## The exercise
Count every line where "xlabel" occurs. Give the total alone.

━━ Supplied records

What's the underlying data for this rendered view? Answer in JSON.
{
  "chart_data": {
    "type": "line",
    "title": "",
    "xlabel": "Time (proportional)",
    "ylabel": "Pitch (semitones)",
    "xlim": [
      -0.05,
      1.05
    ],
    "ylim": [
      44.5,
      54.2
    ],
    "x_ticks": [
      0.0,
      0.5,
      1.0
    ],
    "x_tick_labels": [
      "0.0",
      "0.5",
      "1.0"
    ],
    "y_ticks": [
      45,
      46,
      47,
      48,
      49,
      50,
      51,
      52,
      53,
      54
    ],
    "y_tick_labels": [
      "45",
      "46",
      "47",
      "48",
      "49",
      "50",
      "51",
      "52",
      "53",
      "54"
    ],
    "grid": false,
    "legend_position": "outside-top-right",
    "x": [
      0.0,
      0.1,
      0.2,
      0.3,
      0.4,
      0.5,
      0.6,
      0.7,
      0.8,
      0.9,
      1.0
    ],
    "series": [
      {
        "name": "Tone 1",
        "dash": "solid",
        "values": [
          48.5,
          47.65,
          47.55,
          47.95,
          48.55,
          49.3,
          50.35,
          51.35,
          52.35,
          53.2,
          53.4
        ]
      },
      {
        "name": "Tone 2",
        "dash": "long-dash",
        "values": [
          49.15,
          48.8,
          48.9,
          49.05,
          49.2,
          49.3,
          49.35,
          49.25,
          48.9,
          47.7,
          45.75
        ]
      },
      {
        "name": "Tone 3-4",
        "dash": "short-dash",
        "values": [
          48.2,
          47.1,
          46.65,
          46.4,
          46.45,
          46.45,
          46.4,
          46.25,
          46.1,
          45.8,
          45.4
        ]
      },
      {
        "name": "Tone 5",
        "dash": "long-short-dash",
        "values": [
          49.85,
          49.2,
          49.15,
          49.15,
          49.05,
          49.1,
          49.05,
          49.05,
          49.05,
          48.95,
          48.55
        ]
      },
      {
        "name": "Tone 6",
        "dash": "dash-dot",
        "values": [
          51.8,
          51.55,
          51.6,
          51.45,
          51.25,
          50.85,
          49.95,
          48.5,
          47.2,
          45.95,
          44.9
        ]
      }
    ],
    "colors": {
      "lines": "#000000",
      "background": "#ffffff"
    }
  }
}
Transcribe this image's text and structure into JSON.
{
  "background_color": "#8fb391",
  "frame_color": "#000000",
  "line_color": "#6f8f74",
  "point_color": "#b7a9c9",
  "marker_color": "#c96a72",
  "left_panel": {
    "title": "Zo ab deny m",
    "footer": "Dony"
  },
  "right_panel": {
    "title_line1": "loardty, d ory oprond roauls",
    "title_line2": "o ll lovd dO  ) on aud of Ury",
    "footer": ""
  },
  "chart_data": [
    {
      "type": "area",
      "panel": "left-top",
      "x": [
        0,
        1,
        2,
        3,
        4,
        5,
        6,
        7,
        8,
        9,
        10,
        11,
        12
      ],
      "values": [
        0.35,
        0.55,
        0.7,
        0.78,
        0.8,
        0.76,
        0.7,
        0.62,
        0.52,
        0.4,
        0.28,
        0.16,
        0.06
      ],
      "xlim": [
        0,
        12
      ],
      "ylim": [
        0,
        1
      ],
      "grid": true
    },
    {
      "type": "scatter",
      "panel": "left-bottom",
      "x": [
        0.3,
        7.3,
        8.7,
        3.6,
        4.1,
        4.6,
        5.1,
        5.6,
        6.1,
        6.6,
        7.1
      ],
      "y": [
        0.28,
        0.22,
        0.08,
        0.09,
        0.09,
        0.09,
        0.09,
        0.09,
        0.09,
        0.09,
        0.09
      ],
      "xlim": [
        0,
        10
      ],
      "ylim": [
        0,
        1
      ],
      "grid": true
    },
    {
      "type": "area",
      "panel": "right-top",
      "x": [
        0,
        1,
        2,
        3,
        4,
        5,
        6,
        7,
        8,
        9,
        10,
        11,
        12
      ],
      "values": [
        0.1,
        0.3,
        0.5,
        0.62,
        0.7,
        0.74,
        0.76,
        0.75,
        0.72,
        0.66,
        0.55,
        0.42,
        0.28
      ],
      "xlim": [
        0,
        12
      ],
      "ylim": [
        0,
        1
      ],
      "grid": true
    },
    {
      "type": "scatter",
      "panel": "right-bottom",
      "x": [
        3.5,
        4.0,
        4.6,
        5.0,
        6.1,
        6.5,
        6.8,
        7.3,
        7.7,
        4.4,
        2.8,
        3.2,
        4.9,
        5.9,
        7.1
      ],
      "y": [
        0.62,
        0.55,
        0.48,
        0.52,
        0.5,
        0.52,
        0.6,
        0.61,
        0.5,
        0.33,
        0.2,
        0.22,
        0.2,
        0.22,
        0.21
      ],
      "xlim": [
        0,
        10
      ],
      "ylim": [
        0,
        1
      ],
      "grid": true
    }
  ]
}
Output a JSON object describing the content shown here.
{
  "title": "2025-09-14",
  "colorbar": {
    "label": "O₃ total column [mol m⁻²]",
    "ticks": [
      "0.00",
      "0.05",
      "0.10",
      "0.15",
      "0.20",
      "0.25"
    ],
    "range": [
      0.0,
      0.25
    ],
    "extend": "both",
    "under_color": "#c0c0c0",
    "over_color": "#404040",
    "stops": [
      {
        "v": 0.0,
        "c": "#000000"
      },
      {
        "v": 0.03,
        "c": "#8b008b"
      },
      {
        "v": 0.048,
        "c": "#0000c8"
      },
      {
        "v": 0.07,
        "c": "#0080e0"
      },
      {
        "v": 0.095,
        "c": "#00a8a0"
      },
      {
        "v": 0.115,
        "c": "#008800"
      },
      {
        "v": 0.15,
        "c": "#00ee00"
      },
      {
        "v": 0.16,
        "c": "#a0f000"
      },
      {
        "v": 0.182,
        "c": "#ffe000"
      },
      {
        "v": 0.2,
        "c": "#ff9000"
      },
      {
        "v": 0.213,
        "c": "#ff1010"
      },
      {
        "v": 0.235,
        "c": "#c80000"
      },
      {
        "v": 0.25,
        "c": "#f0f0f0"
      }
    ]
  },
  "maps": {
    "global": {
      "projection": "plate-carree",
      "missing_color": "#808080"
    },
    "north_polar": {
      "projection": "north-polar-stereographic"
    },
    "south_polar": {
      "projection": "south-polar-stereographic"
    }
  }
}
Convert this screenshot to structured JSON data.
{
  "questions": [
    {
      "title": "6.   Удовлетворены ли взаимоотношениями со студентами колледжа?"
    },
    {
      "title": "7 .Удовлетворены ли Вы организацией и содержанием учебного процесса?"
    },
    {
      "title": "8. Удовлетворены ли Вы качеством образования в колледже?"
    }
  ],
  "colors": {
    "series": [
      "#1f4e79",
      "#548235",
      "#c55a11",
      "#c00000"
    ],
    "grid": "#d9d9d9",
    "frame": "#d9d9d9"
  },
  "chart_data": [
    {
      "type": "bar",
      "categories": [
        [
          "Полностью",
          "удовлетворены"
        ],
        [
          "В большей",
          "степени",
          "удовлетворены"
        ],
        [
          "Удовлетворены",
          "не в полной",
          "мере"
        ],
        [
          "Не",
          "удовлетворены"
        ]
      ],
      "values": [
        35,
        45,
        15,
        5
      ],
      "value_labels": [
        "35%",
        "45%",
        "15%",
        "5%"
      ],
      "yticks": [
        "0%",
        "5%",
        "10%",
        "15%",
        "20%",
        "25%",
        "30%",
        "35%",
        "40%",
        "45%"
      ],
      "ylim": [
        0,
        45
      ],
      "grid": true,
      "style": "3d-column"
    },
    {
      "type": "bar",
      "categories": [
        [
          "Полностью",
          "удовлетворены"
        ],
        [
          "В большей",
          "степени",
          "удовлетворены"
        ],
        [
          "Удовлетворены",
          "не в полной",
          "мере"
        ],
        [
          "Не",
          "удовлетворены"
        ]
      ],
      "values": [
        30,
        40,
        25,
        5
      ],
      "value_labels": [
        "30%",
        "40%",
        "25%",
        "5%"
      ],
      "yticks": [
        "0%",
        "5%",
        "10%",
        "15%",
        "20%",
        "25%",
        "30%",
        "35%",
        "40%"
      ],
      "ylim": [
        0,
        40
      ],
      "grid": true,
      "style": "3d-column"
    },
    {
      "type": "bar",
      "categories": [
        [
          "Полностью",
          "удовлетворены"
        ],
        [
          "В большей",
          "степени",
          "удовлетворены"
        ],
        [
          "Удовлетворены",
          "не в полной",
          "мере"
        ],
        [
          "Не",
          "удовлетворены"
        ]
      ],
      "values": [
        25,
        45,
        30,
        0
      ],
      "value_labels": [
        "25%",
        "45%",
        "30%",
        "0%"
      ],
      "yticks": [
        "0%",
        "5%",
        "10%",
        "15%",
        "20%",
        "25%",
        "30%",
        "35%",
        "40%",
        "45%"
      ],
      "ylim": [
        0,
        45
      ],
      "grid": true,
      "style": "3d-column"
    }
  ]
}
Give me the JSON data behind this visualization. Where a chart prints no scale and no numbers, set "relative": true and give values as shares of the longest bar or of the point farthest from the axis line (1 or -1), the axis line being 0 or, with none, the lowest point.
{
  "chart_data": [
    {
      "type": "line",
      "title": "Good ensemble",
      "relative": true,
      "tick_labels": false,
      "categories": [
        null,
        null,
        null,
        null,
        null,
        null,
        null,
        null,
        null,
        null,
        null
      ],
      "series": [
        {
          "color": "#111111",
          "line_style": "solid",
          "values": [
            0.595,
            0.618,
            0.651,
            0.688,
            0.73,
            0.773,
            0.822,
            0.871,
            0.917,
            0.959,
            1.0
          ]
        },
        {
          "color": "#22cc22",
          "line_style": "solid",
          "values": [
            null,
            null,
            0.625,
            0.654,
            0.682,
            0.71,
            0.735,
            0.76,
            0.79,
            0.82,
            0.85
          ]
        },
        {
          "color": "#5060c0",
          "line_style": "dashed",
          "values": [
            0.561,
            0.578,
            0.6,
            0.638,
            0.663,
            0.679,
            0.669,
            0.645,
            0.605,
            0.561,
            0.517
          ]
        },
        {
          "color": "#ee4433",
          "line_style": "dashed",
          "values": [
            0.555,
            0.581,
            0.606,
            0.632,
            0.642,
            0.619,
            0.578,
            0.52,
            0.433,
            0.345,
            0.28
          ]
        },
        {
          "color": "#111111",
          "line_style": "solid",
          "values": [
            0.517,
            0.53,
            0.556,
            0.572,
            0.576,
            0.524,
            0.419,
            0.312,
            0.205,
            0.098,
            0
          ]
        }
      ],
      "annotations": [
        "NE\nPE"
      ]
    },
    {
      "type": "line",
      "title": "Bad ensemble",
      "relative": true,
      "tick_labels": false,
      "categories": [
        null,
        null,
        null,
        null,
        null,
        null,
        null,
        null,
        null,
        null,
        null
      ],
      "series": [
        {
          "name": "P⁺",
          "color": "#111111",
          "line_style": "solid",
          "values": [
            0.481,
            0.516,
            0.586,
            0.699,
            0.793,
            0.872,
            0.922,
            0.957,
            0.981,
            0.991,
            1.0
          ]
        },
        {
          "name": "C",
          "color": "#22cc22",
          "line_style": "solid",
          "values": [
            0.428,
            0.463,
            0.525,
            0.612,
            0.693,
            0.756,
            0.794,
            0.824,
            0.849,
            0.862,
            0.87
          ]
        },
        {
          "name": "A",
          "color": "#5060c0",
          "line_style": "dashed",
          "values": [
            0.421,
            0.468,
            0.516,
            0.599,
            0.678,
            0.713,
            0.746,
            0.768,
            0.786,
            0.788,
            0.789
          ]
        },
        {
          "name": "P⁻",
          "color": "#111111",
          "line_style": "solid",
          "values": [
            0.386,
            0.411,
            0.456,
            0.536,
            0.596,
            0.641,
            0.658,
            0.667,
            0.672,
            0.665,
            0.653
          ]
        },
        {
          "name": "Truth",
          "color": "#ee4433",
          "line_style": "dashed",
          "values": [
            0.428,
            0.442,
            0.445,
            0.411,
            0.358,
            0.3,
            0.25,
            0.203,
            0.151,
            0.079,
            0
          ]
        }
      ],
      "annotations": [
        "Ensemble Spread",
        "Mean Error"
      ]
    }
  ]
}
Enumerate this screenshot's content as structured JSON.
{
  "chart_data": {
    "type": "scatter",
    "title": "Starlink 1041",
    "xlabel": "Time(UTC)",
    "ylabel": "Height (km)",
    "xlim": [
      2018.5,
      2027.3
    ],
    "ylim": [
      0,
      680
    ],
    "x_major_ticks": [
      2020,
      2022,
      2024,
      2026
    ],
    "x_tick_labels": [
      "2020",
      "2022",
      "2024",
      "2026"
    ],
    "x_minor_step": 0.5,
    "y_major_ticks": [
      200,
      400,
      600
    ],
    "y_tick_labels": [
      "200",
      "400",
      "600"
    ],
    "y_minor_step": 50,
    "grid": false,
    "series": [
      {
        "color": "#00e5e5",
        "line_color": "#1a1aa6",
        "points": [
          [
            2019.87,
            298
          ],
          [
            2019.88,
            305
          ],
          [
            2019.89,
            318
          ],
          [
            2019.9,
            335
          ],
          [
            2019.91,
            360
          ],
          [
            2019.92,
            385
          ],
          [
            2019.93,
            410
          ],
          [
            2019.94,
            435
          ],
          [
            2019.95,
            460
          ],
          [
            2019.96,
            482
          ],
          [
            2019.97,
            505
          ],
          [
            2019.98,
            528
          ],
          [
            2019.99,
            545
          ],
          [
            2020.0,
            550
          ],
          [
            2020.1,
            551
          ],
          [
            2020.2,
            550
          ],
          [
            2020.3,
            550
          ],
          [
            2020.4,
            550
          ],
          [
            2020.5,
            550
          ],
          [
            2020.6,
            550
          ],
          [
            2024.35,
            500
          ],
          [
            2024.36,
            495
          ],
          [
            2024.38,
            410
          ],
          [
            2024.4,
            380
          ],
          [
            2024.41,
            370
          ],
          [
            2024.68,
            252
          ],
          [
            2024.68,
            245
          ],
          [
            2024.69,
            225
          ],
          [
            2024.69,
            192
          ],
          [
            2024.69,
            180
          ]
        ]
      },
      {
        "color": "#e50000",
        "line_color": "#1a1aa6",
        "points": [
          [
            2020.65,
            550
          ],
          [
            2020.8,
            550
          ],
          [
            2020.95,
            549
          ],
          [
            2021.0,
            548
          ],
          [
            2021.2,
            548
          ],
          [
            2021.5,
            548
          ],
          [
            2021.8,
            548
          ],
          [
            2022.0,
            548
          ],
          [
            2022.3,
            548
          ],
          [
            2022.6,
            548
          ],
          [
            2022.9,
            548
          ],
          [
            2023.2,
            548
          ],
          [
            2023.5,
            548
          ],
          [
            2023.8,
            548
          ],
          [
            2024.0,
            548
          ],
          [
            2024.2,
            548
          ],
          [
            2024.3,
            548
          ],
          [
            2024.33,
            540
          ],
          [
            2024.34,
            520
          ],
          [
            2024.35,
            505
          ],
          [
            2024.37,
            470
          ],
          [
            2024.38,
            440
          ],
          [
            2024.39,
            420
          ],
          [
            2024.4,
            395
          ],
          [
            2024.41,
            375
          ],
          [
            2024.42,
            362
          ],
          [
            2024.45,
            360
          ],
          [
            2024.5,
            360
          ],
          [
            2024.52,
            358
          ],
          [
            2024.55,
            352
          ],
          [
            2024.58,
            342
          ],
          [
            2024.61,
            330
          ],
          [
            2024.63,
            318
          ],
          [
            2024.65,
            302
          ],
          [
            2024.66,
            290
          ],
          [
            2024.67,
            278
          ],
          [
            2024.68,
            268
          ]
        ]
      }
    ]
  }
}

━━━━

## Worked solution
2